**What needs to be done**
Copy out every record below exactly as written, but leave out any pictures.

**Entries with figure data**

■ ■ ■ ■ ■ ■ ■

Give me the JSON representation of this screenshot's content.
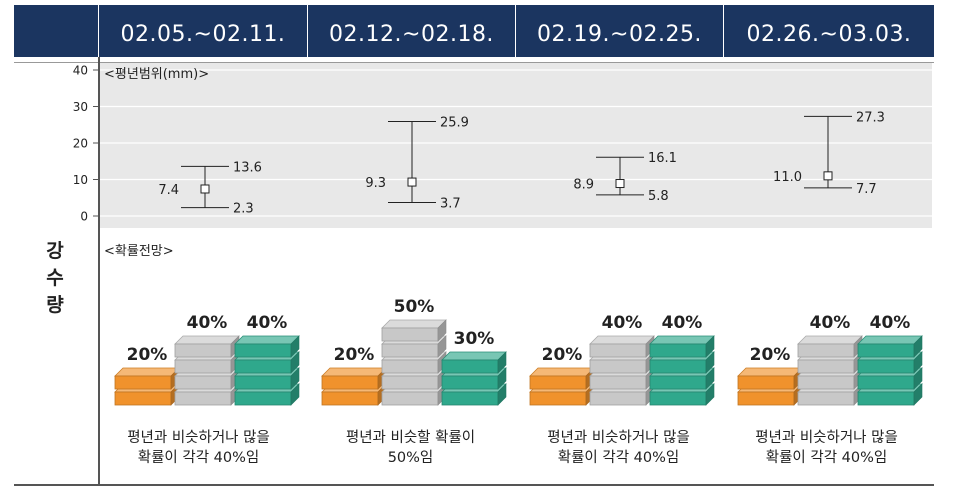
{
  "header": {
    "weeks": [
      "02.05.~02.11.",
      "02.12.~02.18.",
      "02.19.~02.25.",
      "02.26.~03.03."
    ]
  },
  "side_label": [
    "강",
    "수",
    "량"
  ],
  "range_section": {
    "title": "<평년범위(mm)>"
  },
  "prob_section": {
    "title": "<확률전망>"
  },
  "chart_data": [
    {
      "type": "errorbar",
      "title": "<평년범위(mm)>",
      "categories": [
        "02.05.~02.11.",
        "02.12.~02.18.",
        "02.19.~02.25.",
        "02.26.~03.03."
      ],
      "ylim": [
        0,
        40
      ],
      "yticks": [
        0,
        10,
        20,
        30,
        40
      ],
      "grid": true,
      "series": [
        {
          "points": [
            {
              "center": 7.4,
              "low": 2.3,
              "high": 13.6
            },
            {
              "center": 9.3,
              "low": 3.7,
              "high": 25.9
            },
            {
              "center": 8.9,
              "low": 5.8,
              "high": 16.1
            },
            {
              "center": 11.0,
              "low": 7.7,
              "high": 27.3
            }
          ]
        }
      ]
    },
    {
      "type": "bar",
      "title": "<확률전망>",
      "categories": [
        "02.05.~02.11.",
        "02.12.~02.18.",
        "02.19.~02.25.",
        "02.26.~03.03."
      ],
      "series_colors": [
        "#f0922c",
        "#c8c8c8",
        "#2fa88c"
      ],
      "weeks": [
        {
          "values": [
            20,
            40,
            40
          ],
          "labels": [
            "20%",
            "40%",
            "40%"
          ],
          "caption": [
            "평년과 비슷하거나 많을",
            "확률이 각각 40%임"
          ]
        },
        {
          "values": [
            20,
            50,
            30
          ],
          "labels": [
            "20%",
            "50%",
            "30%"
          ],
          "caption": [
            "평년과 비슷할 확률이",
            "50%임"
          ]
        },
        {
          "values": [
            20,
            40,
            40
          ],
          "labels": [
            "20%",
            "40%",
            "40%"
          ],
          "caption": [
            "평년과 비슷하거나 많을",
            "확률이 각각 40%임"
          ]
        },
        {
          "values": [
            20,
            40,
            40
          ],
          "labels": [
            "20%",
            "40%",
            "40%"
          ],
          "caption": [
            "평년과 비슷하거나 많을",
            "확률이 각각 40%임"
          ]
        }
      ]
    }
  ]
}
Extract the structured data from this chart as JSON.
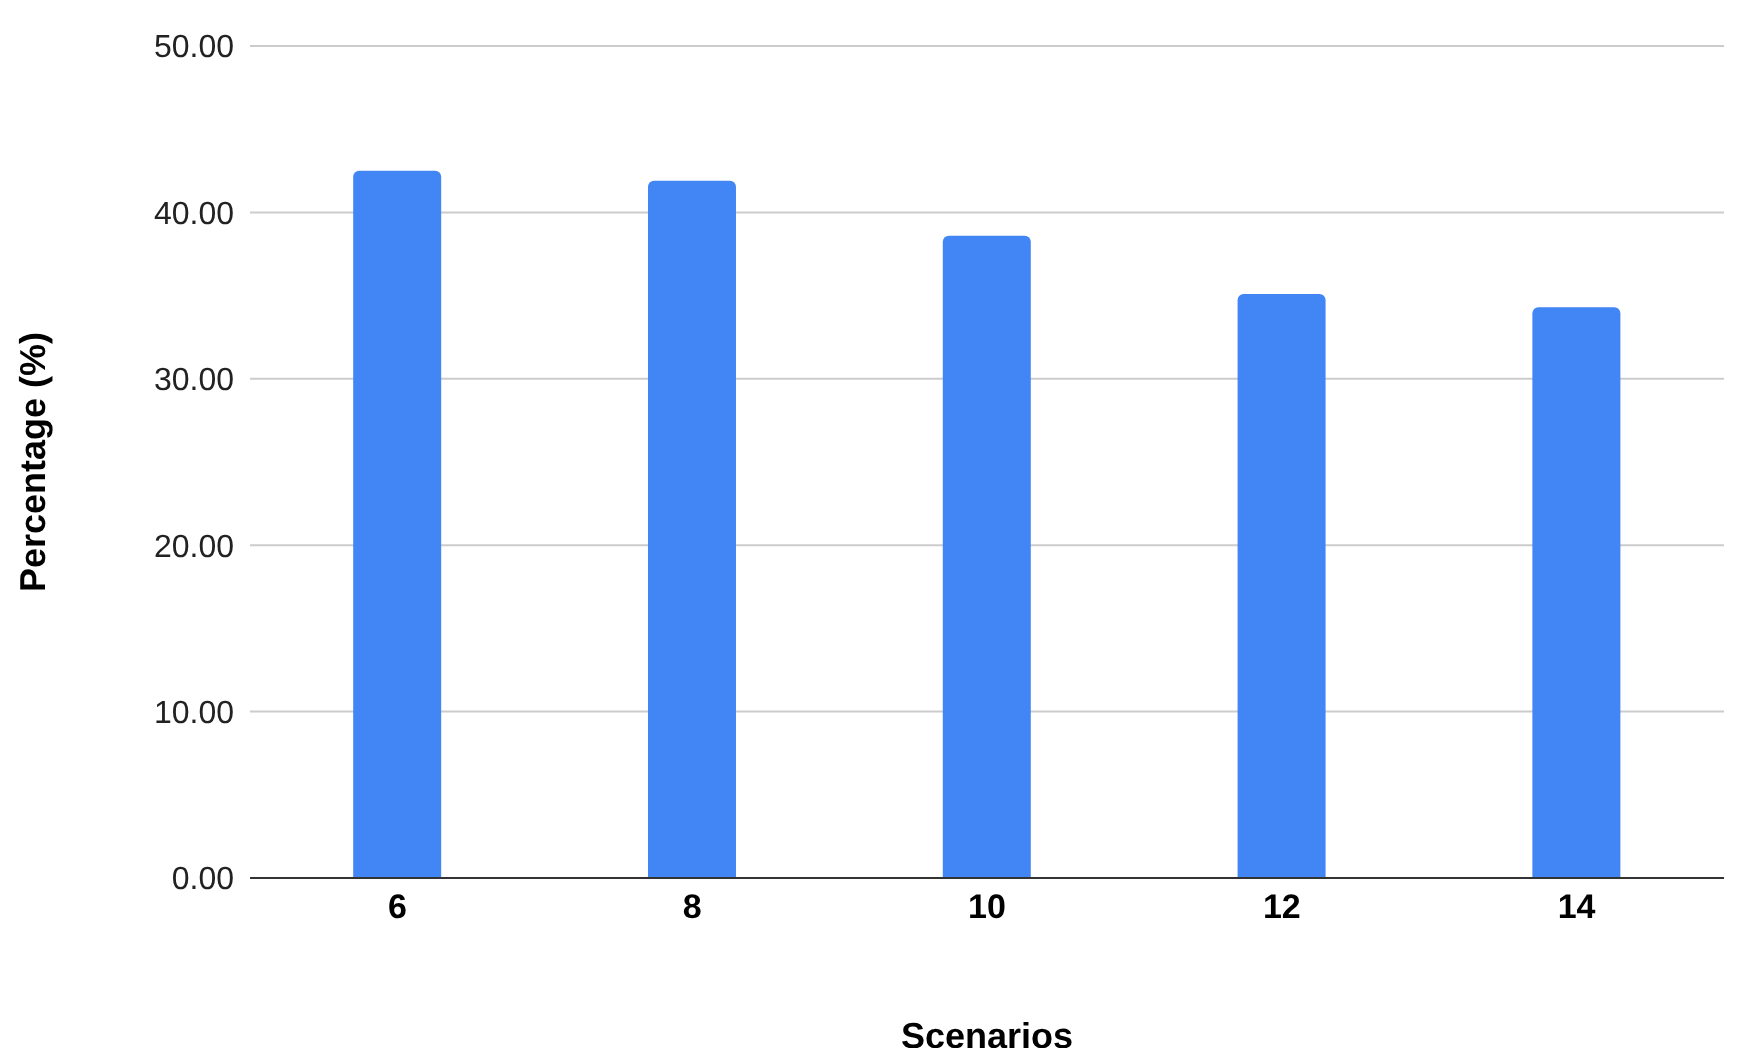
{
  "chart_data": {
    "type": "bar",
    "xlabel": "Scenarios",
    "ylabel": "Percentage (%)",
    "categories": [
      "6",
      "8",
      "10",
      "12",
      "14"
    ],
    "series": [
      {
        "color": "#4285f4",
        "values": [
          42.5,
          41.9,
          38.6,
          35.1,
          34.3
        ]
      }
    ],
    "ylim": [
      0,
      50
    ],
    "yticks": [
      {
        "value": 0,
        "label": "0.00"
      },
      {
        "value": 10,
        "label": "10.00"
      },
      {
        "value": 20,
        "label": "20.00"
      },
      {
        "value": 30,
        "label": "30.00"
      },
      {
        "value": 40,
        "label": "40.00"
      },
      {
        "value": 50,
        "label": "50.00"
      }
    ],
    "grid": "y",
    "legend": false
  }
}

■ ■ ■ ■ ■ ■ ■

**Solution to this problem**
Give me the JSON representation of this screenshot's content.
{
  "header": {
    "weeks": [
      "02.05.~02.11.",
      "02.12.~02.18.",
      "02.19.~02.25.",
      "02.26.~03.03."
    ]
  },
  "side_label": [
    "강",
    "수",
    "량"
  ],
  "range_section": {
    "title": "<평년범위(mm)>"
  },
  "prob_section": {
    "title": "<확률전망>"
  },
  "chart_data": [
    {
      "type": "errorbar",
      "title": "<평년범위(mm)>",
      "categories": [
        "02.05.~02.11.",
        "02.12.~02.18.",
        "02.19.~02.25.",
        "02.26.~03.03."
      ],
      "ylim": [
        0,
        40
      ],
      "yticks": [
        0,
        10,
        20,
        30,
        40
      ],
      "grid": true,
      "series": [
        {
          "points": [
            {
              "center": 7.4,
              "low": 2.3,
              "high": 13.6
            },
            {
              "center": 9.3,
              "low": 3.7,
              "high": 25.9
            },
            {
              "center": 8.9,
              "low": 5.8,
              "high": 16.1
            },
            {
              "center": 11.0,
              "low": 7.7,
              "high": 27.3
            }
          ]
        }
      ]
    },
    {
      "type": "bar",
      "title": "<확률전망>",
      "categories": [
        "02.05.~02.11.",
        "02.12.~02.18.",
        "02.19.~02.25.",
        "02.26.~03.03."
      ],
      "series_colors": [
        "#f0922c",
        "#c8c8c8",
        "#2fa88c"
      ],
      "weeks": [
        {
          "values": [
            20,
            40,
            40
          ],
          "labels": [
            "20%",
            "40%",
            "40%"
          ],
          "caption": [
            "평년과 비슷하거나 많을",
            "확률이 각각 40%임"
          ]
        },
        {
          "values": [
            20,
            50,
            30
          ],
          "labels": [
            "20%",
            "50%",
            "30%"
          ],
          "caption": [
            "평년과 비슷할 확률이",
            "50%임"
          ]
        },
        {
          "values": [
            20,
            40,
            40
          ],
          "labels": [
            "20%",
            "40%",
            "40%"
          ],
          "caption": [
            "평년과 비슷하거나 많을",
            "확률이 각각 40%임"
          ]
        },
        {
          "values": [
            20,
            40,
            40
          ],
          "labels": [
            "20%",
            "40%",
            "40%"
          ],
          "caption": [
            "평년과 비슷하거나 많을",
            "확률이 각각 40%임"
          ]
        }
      ]
    }
  ]
}
Extract the structured data from this chart as JSON.
{
  "chart_data": {
    "type": "bar",
    "xlabel": "Scenarios",
    "ylabel": "Percentage (%)",
    "categories": [
      "6",
      "8",
      "10",
      "12",
      "14"
    ],
    "series": [
      {
        "color": "#4285f4",
        "values": [
          42.5,
          41.9,
          38.6,
          35.1,
          34.3
        ]
      }
    ],
    "ylim": [
      0,
      50
    ],
    "yticks": [
      {
        "value": 0,
        "label": "0.00"
      },
      {
        "value": 10,
        "label": "10.00"
      },
      {
        "value": 20,
        "label": "20.00"
      },
      {
        "value": 30,
        "label": "30.00"
      },
      {
        "value": 40,
        "label": "40.00"
      },
      {
        "value": 50,
        "label": "50.00"
      }
    ],
    "grid": "y",
    "legend": false
  }
}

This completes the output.